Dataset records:
================
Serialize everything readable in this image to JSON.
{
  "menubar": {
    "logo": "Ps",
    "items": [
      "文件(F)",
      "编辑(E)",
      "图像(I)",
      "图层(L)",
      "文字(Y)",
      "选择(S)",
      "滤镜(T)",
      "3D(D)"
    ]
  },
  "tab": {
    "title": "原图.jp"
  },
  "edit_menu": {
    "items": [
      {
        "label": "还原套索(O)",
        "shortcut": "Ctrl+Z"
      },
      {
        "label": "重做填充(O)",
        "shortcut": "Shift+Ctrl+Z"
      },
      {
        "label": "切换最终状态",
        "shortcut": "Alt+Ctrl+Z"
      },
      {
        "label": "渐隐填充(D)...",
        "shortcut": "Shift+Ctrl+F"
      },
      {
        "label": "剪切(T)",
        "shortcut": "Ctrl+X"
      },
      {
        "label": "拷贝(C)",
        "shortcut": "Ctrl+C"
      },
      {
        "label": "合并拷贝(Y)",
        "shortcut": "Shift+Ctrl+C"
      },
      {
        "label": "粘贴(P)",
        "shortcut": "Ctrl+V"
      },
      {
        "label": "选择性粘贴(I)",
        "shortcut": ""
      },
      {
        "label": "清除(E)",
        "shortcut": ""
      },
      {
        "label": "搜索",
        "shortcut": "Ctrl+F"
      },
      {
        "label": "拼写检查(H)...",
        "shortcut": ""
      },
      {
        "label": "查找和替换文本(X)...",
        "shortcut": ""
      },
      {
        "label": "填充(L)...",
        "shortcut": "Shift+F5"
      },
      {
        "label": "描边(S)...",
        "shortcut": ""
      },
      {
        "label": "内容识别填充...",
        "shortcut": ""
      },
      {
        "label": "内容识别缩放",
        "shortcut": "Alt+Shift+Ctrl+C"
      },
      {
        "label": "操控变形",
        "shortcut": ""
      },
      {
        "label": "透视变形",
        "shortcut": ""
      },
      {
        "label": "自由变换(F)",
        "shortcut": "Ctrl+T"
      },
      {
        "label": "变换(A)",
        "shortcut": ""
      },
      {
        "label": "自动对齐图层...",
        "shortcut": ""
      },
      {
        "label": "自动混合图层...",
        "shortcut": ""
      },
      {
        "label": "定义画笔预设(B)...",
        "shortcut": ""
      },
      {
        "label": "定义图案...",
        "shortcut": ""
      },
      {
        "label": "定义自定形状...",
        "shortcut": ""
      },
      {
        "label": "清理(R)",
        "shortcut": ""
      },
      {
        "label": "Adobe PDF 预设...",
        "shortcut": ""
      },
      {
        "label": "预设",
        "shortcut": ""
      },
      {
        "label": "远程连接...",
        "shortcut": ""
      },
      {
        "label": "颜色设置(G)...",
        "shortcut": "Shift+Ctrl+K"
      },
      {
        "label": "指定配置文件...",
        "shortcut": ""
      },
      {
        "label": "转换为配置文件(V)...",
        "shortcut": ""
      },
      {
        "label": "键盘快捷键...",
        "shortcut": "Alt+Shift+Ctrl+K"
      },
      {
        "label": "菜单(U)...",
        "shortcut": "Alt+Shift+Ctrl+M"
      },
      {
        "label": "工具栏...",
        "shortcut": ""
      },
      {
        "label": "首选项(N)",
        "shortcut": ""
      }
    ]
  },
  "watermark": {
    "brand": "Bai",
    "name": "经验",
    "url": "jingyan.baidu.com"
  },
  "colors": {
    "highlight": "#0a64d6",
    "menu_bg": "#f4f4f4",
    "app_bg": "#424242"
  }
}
================
Scan the material above. Copy each line where "Shift" occurs.

*Full solution*.
        "shortcut": "Shift+Ctrl+Z"
        "shortcut": "Shift+Ctrl+F"
        "shortcut": "Shift+Ctrl+C"
        "shortcut": "Shift+F5"
        "shortcut": "Alt+Shift+Ctrl+C"
        "shortcut": "Shift+Ctrl+K"
        "shortcut": "Alt+Shift+Ctrl+K"
        "shortcut": "Alt+Shift+Ctrl+M"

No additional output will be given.